(Collected data)

+===+

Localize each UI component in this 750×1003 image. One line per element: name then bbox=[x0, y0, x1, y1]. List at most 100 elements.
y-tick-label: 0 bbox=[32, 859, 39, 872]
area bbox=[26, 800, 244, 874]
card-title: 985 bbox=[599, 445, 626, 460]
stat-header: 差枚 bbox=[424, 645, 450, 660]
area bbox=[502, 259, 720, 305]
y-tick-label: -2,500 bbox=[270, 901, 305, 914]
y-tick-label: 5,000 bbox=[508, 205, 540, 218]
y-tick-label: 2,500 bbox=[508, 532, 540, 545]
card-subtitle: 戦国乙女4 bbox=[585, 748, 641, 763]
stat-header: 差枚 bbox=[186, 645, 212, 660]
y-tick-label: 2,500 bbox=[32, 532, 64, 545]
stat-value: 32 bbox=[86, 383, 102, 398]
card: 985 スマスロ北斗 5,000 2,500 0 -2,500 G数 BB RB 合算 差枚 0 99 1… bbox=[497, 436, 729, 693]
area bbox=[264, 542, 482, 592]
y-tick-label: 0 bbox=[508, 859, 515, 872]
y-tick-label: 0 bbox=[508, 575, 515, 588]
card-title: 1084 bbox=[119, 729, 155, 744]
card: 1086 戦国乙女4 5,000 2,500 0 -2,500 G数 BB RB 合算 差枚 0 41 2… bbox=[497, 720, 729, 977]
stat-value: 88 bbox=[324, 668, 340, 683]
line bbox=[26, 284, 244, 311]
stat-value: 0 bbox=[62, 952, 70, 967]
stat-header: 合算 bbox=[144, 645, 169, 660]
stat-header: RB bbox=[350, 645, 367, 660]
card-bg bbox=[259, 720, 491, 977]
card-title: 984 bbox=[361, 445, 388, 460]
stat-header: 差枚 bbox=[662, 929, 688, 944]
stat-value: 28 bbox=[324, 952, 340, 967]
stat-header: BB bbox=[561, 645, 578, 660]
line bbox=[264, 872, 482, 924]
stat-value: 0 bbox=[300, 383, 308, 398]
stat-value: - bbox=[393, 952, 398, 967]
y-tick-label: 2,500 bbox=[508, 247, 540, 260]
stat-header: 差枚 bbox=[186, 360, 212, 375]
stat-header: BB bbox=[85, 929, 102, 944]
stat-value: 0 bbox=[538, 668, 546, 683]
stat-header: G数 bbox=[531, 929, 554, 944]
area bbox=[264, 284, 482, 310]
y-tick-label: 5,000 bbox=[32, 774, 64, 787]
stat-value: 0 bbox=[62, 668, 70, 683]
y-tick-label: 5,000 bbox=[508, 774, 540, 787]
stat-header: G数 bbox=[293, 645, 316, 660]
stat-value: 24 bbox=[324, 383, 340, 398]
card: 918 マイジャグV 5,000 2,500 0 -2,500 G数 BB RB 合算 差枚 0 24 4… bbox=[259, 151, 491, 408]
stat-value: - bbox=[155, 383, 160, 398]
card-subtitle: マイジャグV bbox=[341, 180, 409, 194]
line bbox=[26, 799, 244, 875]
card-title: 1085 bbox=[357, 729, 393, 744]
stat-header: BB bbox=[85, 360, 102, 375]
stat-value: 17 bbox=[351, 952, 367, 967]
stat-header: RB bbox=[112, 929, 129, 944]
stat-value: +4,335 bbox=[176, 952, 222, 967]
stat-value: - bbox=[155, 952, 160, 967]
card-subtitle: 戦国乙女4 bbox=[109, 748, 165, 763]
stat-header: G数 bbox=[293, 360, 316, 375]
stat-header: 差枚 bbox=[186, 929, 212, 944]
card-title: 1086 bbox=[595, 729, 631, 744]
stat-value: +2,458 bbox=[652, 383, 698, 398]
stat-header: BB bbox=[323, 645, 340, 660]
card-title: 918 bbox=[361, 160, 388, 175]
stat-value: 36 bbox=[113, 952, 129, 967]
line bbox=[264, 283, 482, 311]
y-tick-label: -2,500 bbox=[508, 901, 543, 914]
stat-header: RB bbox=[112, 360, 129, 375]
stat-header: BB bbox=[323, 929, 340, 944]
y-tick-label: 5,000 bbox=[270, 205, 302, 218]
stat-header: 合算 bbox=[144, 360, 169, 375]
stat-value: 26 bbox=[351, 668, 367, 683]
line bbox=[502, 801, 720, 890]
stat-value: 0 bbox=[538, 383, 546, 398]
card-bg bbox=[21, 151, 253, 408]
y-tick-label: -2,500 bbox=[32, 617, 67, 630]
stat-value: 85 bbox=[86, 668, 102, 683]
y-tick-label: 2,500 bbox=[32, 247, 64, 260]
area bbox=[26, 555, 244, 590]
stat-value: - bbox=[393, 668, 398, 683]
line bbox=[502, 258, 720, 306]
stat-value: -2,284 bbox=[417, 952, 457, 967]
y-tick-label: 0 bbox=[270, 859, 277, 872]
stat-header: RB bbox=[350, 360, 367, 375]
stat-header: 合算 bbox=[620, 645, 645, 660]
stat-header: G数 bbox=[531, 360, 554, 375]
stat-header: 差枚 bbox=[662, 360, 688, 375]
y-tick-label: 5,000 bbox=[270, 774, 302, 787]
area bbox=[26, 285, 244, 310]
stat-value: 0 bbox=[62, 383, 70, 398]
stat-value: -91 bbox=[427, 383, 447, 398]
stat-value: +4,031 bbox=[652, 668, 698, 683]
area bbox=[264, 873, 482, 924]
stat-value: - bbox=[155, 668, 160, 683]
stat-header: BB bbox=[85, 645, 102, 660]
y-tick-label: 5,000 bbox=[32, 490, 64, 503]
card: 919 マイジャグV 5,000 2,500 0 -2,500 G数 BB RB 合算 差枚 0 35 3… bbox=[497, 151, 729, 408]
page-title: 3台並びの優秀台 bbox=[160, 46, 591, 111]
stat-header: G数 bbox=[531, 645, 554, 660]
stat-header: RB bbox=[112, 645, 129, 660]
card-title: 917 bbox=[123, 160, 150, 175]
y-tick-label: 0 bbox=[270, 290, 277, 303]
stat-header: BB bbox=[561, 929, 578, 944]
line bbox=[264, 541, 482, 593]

+===+

[Exercise directions]: Reproduce the listing verbatim, starting at its first line and ending at the line that contains "y-tick-label: -2,500 bbox=[270, 901, 305, 914]", with both of those lines included.

[Written response]:
Localize each UI component in this 750×1003 image. One line per element: name then bbox=[x0, y0, x1, y1]. List at most 100 elements.
y-tick-label: 0 bbox=[32, 859, 39, 872]
area bbox=[26, 800, 244, 874]
card-title: 985 bbox=[599, 445, 626, 460]
stat-header: 差枚 bbox=[424, 645, 450, 660]
area bbox=[502, 259, 720, 305]
y-tick-label: -2,500 bbox=[270, 901, 305, 914]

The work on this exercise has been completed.